:: SET TASK ::
Only the number is needed: how many lines of the records include "duration"?

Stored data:
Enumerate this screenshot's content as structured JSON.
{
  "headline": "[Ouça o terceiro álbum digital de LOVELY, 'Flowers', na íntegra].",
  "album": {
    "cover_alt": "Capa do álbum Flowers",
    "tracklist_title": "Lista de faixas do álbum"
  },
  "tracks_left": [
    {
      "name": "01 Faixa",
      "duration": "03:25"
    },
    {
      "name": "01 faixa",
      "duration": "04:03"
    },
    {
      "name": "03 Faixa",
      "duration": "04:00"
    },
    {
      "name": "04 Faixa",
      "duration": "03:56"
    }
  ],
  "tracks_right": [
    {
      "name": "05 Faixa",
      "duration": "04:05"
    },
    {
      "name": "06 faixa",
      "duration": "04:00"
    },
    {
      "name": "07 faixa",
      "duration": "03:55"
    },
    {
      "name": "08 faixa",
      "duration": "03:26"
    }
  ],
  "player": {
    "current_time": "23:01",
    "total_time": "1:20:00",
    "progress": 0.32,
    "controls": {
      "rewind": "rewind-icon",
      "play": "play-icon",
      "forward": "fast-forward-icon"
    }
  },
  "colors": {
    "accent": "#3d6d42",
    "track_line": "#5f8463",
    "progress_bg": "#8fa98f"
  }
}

:: EXERCISE RESULT ::
8